**Data for this task**
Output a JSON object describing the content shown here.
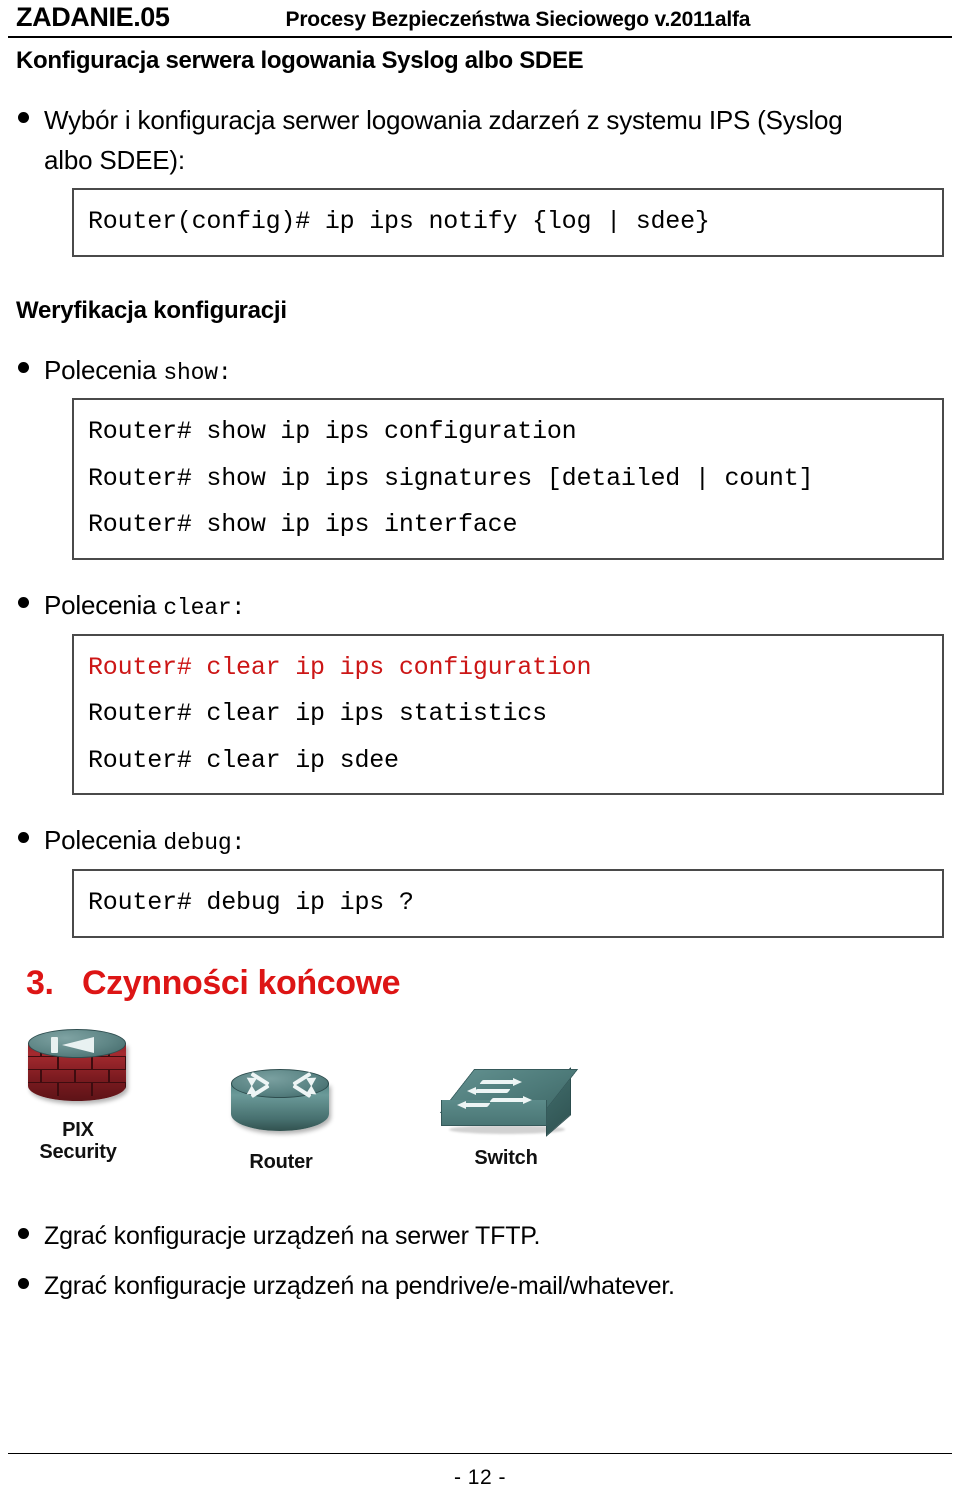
{
  "header": {
    "title": "ZADANIE.05",
    "subtitle": "Procesy Bezpieczeństwa Sieciowego  v.2011alfa"
  },
  "section_heading": "Konfiguracja serwera logowania Syslog albo SDEE",
  "bullets": {
    "intro": "Wybór i konfiguracja serwer logowania zdarzeń z systemu IPS (Syslog albo SDEE):",
    "show_label": "Polecenia ",
    "show_mono": "show:",
    "clear_label": "Polecenia ",
    "clear_mono": "clear:",
    "debug_label": "Polecenia ",
    "debug_mono": "debug:"
  },
  "code_notify": {
    "lines": [
      {
        "text": "Router(config)# ip ips notify {log | sdee}",
        "color": "#000000"
      }
    ]
  },
  "verify_heading": "Weryfikacja konfiguracji",
  "code_show": {
    "lines": [
      {
        "text": "Router# show ip ips configuration",
        "color": "#000000"
      },
      {
        "text": "Router# show ip ips signatures [detailed | count]",
        "color": "#000000"
      },
      {
        "text": "Router# show ip ips interface",
        "color": "#000000"
      }
    ]
  },
  "code_clear": {
    "lines": [
      {
        "text": "Router# clear ip ips configuration",
        "color": "#cc1616"
      },
      {
        "text": "Router# clear ip ips statistics",
        "color": "#000000"
      },
      {
        "text": "Router# clear ip sdee",
        "color": "#000000"
      }
    ]
  },
  "code_debug": {
    "lines": [
      {
        "text": "Router# debug ip ips ?",
        "color": "#000000"
      }
    ]
  },
  "final_section": {
    "number": "3.",
    "title": "Czynności końcowe",
    "color": "#dd1515"
  },
  "devices": [
    {
      "icon": "pix-firewall-icon",
      "caption_line1": "PIX",
      "caption_line2": "Security"
    },
    {
      "icon": "router-icon",
      "caption_line1": "Router",
      "caption_line2": ""
    },
    {
      "icon": "switch-icon",
      "caption_line1": "Switch",
      "caption_line2": ""
    }
  ],
  "final_bullets": [
    "Zgrać konfiguracje urządzeń na serwer TFTP.",
    "Zgrać konfiguracje urządzeń na pendrive/e-mail/whatever."
  ],
  "footer": {
    "page_number": "- 12 -"
  }
}
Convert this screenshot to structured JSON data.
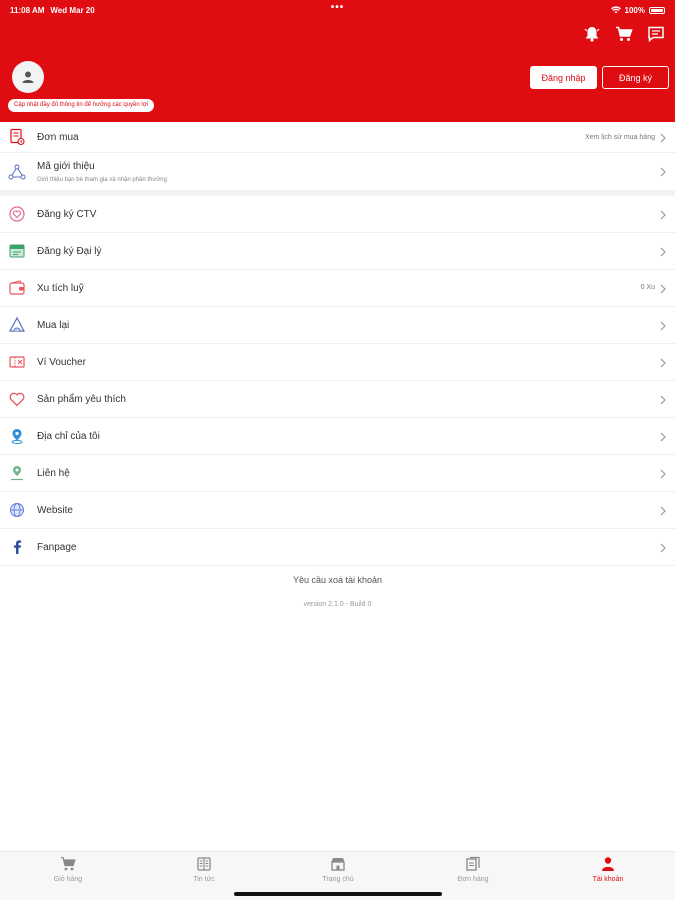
{
  "status_bar": {
    "time": "11:08 AM",
    "date": "Wed Mar 20",
    "battery": "100%"
  },
  "header": {
    "notice": "Cập nhật đầy đủ thông tin để hưởng các quyền lợi",
    "login_label": "Đăng nhập",
    "register_label": "Đăng ký",
    "bg_color": "#df0c12"
  },
  "orders": {
    "label": "Đơn mua",
    "right": "Xem lịch sử mua hàng"
  },
  "referral": {
    "label": "Mã giới thiệu",
    "sub": "Giới thiệu bạn bè tham gia và nhận phần thưởng"
  },
  "menu": [
    {
      "label": "Đăng ký CTV",
      "icon": "heart-circle-icon"
    },
    {
      "label": "Đăng ký Đại lý",
      "icon": "store-icon"
    },
    {
      "label": "Xu tích luỹ",
      "icon": "wallet-icon",
      "right": "0 Xu"
    },
    {
      "label": "Mua lại",
      "icon": "repurchase-icon"
    },
    {
      "label": "Ví Voucher",
      "icon": "voucher-icon"
    },
    {
      "label": "Sản phẩm yêu thích",
      "icon": "heart-icon"
    },
    {
      "label": "Địa chỉ của tôi",
      "icon": "location-icon"
    },
    {
      "label": "Liên hệ",
      "icon": "contact-icon"
    },
    {
      "label": "Website",
      "icon": "globe-icon"
    },
    {
      "label": "Fanpage",
      "icon": "facebook-icon"
    }
  ],
  "footer": {
    "delete_account": "Yêu cầu xoá tài khoản",
    "version": "version 2.1.0 - Build 0"
  },
  "tabs": [
    {
      "label": "Giỏ hàng",
      "icon": "cart-icon"
    },
    {
      "label": "Tin tức",
      "icon": "news-icon"
    },
    {
      "label": "Trang chủ",
      "icon": "home-store-icon"
    },
    {
      "label": "Đơn hàng",
      "icon": "orders-icon"
    },
    {
      "label": "Tài khoản",
      "icon": "user-icon",
      "active": true
    }
  ]
}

**Stated exercise**
Return every line of the preceding records in which the word "store" appears.

**Solution to this exercise**
      "icon": "store-icon"
      "icon": "home-store-icon"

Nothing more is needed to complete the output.